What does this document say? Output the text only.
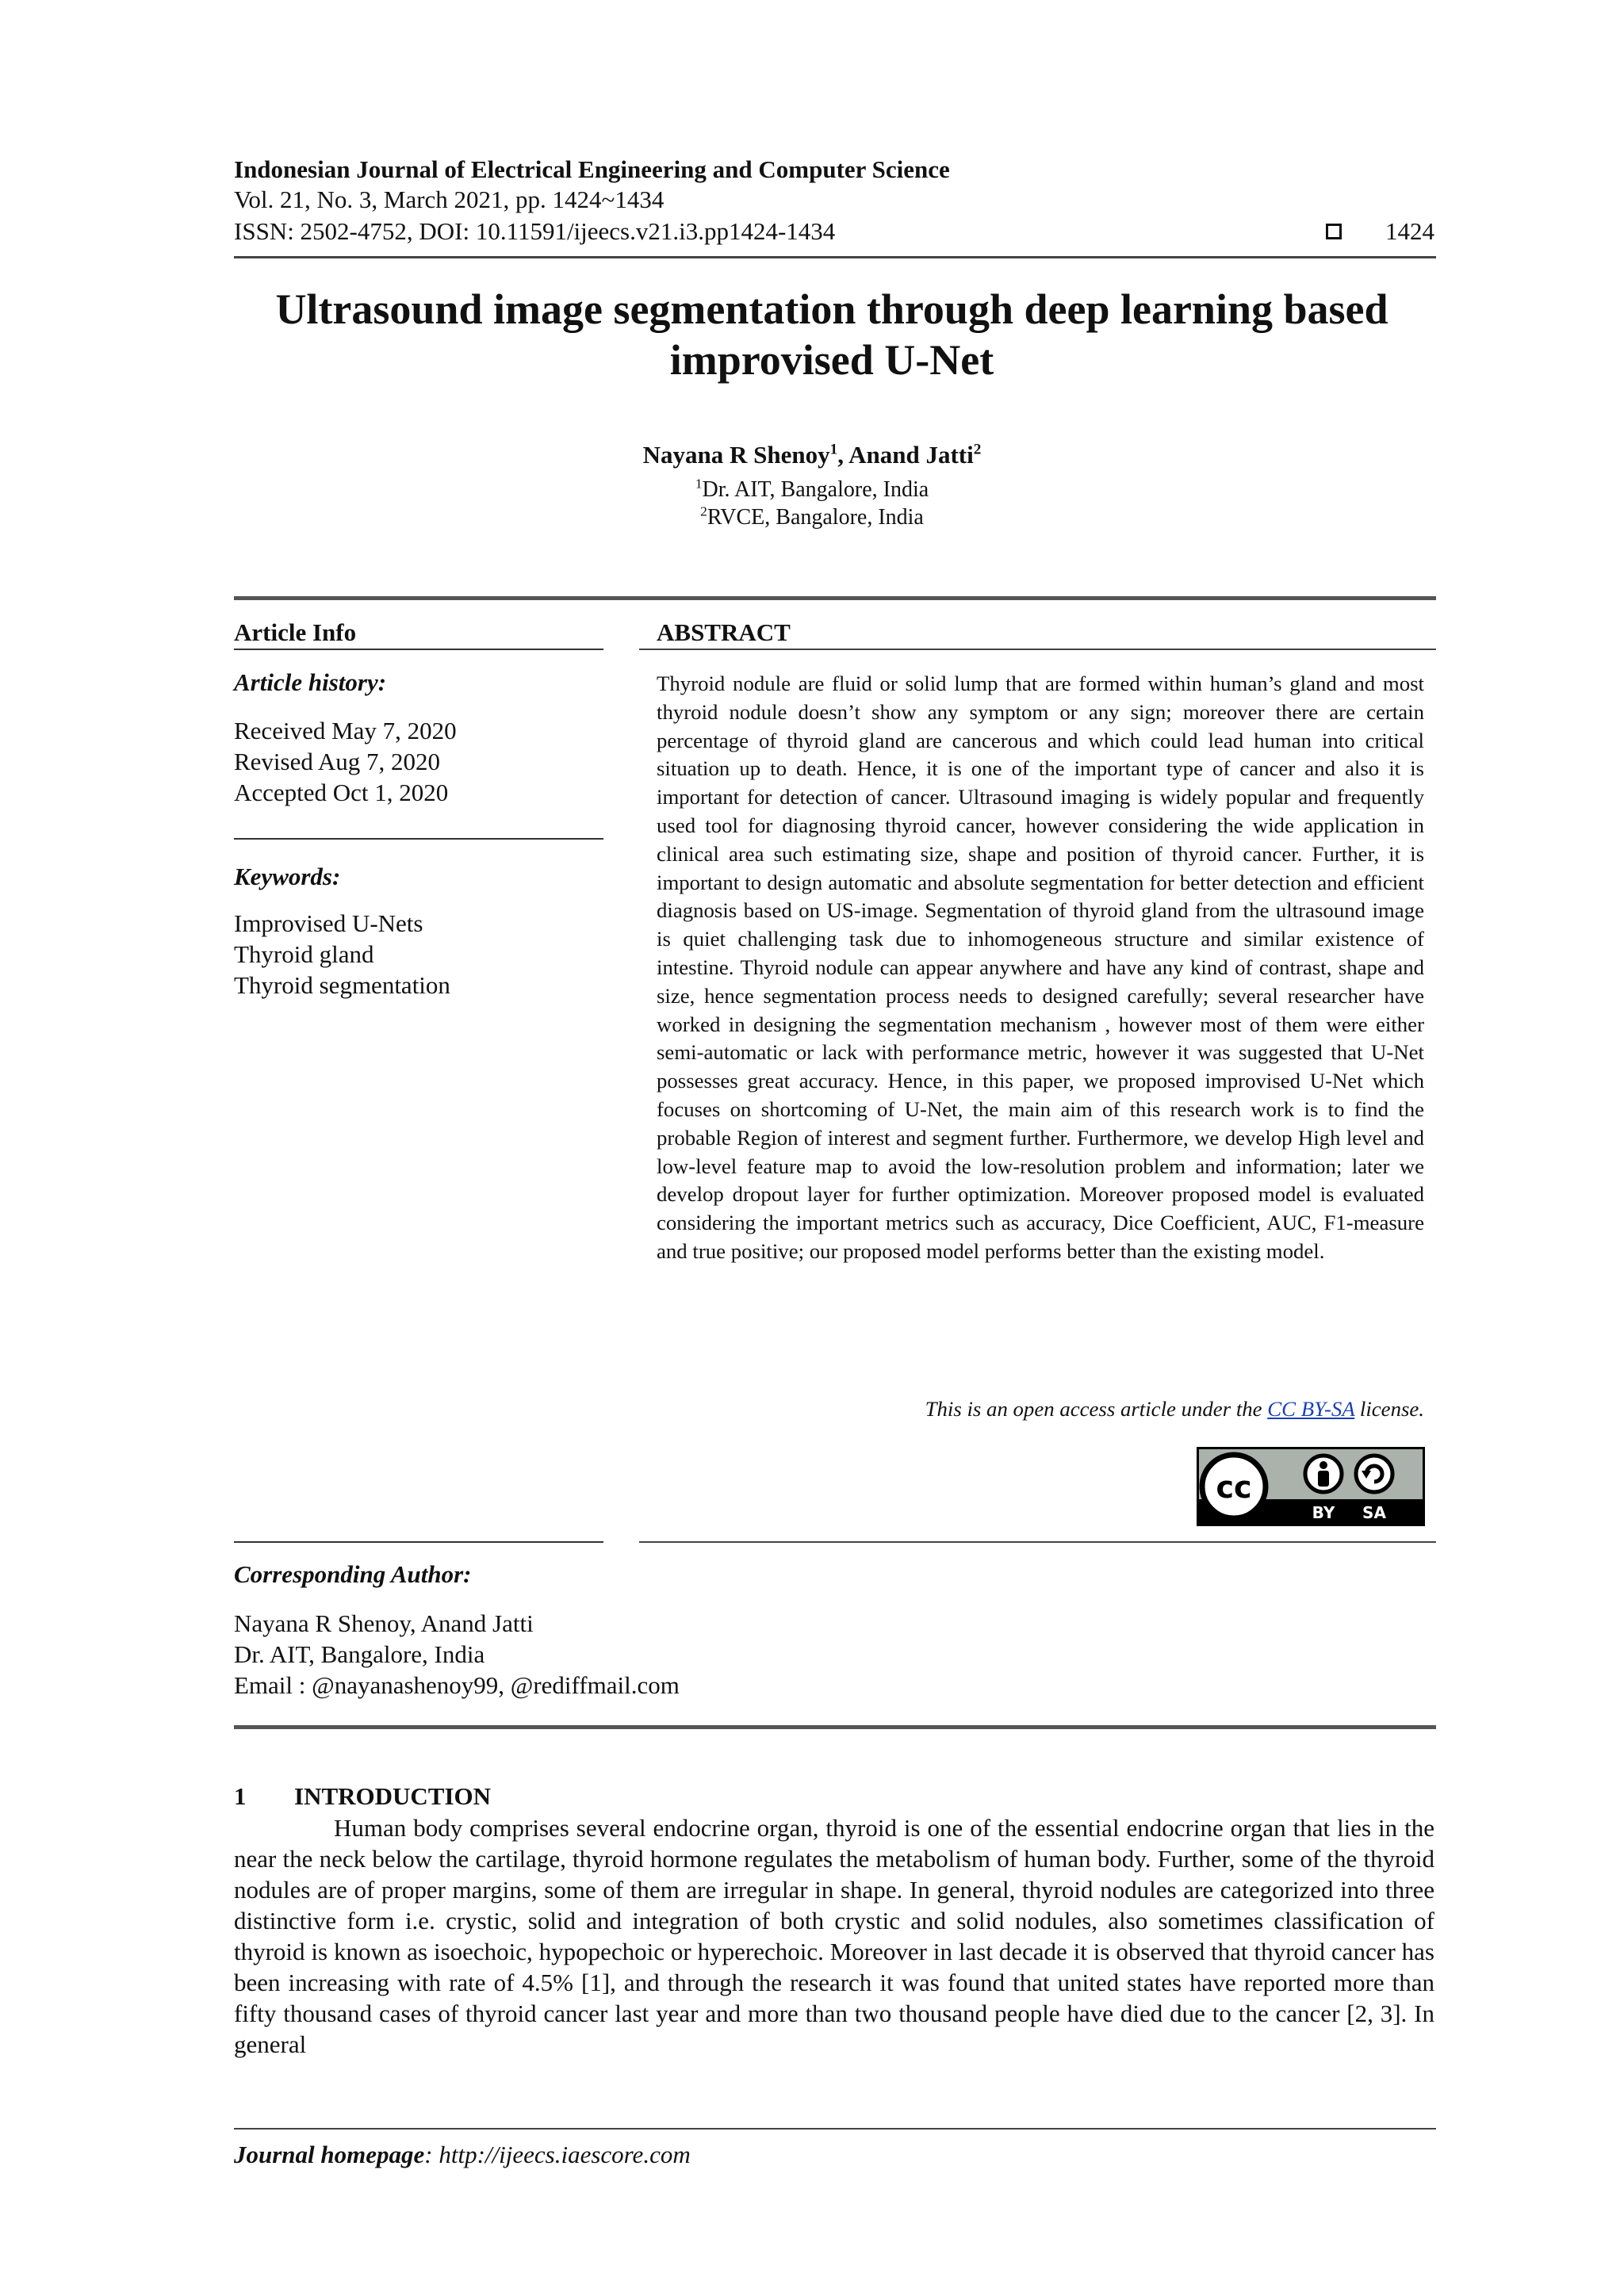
Indonesian Journal of Electrical Engineering and Computer Science
Vol. 21, No. 3, March 2021, pp. 1424~1434
ISSN: 2502-4752, DOI: 10.11591/ijeecs.v21.i3.pp1424-1434	1424
Ultrasound image segmentation through deep learning based
improvised U-Net
Nayana R Shenoy$^1$, Anand Jatti$^2$
$^1$Dr. AIT, Bangalore, India
$^2$RVCE, Bangalore, India
Article Info
Article history:
Received May 7, 2020
Revised Aug 7, 2020
Accepted Oct 1, 2020
Keywords:
Improvised U-Nets
Thyroid gland
Thyroid segmentation
ABSTRACT
Thyroid nodule are fluid or solid lump that are formed within human’s gland and most thyroid nodule doesn’t show any symptom or any sign; moreover there are certain percentage of thyroid gland are cancerous and which could lead human into critical situation up to death. Hence, it is one of the important type of cancer and also it is important for detection of cancer. Ultrasound imaging is widely popular and frequently used tool for diagnosing thyroid cancer, however considering the wide application in clinical area such estimating size, shape and position of thyroid cancer. Further, it is important to design automatic and absolute segmentation for better detection and efficient diagnosis based on US-image. Segmentation of thyroid gland from the ultrasound image is quiet challenging task due to inhomogeneous structure and similar existence of intestine. Thyroid nodule can appear anywhere and have any kind of contrast, shape and size, hence segmentation process needs to designed carefully; several researcher have worked in designing the segmentation mechanism , however most of them were either semi-automatic or lack with performance metric, however it was suggested that U-Net possesses great accuracy. Hence, in this paper, we proposed improvised U-Net which focuses on shortcoming of U-Net, the main aim of this research work is to find the probable Region of interest and segment further. Furthermore, we develop High level and low-level feature map to avoid the low-resolution problem and information; later we develop dropout layer for further optimization. Moreover proposed model is evaluated considering the important metrics such as accuracy, Dice Coefficient, AUC, F1-measure and true positive; our proposed model performs better than the existing model.
This is an open access article under the CC BY-SA license.
cc
BY SA
Corresponding Author:
Nayana R Shenoy, Anand Jatti
Dr. AIT, Bangalore, India
Email : @nayanashenoy99, @rediffmail.com
1 INTRODUCTION
Human body comprises several endocrine organ, thyroid is one of the essential endocrine organ that lies in the near the neck below the cartilage, thyroid hormone regulates the metabolism of human body. Further, some of the thyroid nodules are of proper margins, some of them are irregular in shape. In general, thyroid nodules are categorized into three distinctive form i.e. crystic, solid and integration of both crystic and solid nodules, also sometimes classification of thyroid is known as isoechoic, hypopechoic or hyperechoic. Moreover in last decade it is observed that thyroid cancer has been increasing with rate of 4.5% [1], and through the research it was found that united states have reported more than fifty thousand cases of thyroid cancer last year and more than two thousand people have died due to the cancer [2, 3]. In general
Journal homepage: http://ijeecs.iaescore.com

--------------------------------------------------

» GOAL OF THE EXERCISE: Count how many lines of the data include the word "ijeecs". Your reply should be that number alone.

» WRITTEN RESPONSE: 2